- Problem statement: Provide only the number of lines in the data below that contain the word "this".

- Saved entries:
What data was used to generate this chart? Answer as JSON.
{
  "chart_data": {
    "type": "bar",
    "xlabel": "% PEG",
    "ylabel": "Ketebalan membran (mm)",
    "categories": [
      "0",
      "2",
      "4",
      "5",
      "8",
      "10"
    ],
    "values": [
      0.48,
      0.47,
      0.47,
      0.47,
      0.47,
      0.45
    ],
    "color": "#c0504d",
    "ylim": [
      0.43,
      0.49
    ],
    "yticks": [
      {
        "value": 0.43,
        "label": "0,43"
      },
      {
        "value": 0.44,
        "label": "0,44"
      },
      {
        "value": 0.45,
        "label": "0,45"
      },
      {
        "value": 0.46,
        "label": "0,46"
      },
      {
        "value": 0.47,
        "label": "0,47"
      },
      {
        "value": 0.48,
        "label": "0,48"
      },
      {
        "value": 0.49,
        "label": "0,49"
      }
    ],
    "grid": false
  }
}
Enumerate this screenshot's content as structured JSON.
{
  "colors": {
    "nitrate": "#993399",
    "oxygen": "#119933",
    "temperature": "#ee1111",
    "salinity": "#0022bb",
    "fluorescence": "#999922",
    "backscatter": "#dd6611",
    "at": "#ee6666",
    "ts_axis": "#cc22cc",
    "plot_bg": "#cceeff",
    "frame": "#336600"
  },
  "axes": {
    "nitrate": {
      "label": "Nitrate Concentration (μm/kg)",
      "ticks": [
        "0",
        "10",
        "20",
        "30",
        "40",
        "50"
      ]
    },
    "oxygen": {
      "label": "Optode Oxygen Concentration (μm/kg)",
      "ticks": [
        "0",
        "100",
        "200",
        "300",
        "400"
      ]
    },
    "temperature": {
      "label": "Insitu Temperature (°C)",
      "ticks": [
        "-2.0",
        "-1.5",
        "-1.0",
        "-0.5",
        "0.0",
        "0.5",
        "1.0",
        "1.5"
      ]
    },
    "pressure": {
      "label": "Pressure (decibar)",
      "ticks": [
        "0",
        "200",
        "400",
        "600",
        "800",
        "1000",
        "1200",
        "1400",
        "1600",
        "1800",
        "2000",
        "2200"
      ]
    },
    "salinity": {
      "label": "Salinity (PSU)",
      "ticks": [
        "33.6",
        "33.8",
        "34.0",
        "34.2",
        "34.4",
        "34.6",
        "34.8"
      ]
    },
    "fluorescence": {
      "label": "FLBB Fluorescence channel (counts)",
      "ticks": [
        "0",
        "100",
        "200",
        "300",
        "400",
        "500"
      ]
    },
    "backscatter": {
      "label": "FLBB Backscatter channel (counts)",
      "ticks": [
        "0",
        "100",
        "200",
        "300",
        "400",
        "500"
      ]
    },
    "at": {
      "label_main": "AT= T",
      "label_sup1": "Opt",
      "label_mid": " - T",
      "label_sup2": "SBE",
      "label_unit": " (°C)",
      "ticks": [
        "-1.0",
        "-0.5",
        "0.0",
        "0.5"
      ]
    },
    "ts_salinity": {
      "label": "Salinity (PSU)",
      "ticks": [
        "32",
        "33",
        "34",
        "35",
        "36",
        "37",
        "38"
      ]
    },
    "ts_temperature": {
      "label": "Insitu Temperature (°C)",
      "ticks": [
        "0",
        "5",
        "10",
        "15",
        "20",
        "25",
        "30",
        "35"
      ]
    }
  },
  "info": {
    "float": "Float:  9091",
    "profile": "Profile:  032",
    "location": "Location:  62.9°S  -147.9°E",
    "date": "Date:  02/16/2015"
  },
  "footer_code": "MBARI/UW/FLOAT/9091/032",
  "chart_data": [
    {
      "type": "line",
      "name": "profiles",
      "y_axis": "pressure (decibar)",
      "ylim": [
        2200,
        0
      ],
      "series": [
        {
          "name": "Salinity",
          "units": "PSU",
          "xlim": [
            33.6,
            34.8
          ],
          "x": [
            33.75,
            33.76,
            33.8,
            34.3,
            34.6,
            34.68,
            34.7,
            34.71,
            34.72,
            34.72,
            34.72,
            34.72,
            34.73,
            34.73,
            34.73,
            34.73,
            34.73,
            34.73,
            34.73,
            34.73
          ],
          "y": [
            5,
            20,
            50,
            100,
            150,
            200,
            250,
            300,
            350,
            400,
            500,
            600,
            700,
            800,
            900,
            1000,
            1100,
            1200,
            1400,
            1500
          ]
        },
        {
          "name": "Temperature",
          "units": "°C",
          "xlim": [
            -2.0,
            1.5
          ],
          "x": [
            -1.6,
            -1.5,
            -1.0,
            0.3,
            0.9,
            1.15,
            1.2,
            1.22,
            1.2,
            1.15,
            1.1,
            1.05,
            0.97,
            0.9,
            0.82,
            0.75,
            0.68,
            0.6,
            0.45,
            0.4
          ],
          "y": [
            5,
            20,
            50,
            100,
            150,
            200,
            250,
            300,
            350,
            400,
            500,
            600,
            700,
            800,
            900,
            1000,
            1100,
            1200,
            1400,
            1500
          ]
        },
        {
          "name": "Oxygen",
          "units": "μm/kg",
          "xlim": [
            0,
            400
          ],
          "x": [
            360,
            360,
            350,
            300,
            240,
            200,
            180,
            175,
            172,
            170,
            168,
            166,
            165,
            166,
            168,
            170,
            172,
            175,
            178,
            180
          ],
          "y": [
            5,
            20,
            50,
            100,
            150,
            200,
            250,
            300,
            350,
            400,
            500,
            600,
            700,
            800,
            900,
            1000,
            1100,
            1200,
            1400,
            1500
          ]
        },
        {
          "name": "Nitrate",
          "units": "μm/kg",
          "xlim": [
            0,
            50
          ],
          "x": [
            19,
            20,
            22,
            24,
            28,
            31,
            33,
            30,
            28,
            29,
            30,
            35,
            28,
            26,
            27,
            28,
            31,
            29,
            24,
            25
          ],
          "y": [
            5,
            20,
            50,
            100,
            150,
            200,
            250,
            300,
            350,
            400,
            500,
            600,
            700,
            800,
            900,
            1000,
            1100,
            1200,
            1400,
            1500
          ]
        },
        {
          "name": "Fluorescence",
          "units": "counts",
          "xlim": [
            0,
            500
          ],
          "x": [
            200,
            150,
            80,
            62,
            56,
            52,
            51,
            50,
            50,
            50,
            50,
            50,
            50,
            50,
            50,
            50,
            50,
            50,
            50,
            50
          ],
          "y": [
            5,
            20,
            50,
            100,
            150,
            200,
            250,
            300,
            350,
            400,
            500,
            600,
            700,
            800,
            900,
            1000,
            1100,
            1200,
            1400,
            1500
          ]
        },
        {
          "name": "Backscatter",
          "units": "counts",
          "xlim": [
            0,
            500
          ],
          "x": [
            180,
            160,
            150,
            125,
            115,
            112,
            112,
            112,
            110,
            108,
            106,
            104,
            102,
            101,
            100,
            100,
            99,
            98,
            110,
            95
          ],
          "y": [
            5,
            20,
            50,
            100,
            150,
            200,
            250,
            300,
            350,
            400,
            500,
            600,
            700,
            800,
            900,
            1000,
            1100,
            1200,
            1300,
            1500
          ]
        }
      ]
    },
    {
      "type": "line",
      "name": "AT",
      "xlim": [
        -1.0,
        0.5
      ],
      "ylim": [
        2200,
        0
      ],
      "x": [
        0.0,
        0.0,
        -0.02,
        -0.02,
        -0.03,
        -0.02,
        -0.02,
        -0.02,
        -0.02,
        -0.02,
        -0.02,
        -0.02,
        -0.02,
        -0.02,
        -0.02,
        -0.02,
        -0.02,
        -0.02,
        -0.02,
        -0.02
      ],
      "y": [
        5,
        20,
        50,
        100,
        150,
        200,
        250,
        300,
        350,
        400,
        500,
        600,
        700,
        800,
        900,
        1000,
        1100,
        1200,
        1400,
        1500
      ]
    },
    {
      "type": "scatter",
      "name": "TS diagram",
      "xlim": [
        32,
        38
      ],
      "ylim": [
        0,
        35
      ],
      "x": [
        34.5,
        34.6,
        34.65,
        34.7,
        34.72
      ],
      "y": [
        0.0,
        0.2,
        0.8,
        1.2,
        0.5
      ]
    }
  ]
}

- Finished exercise: 2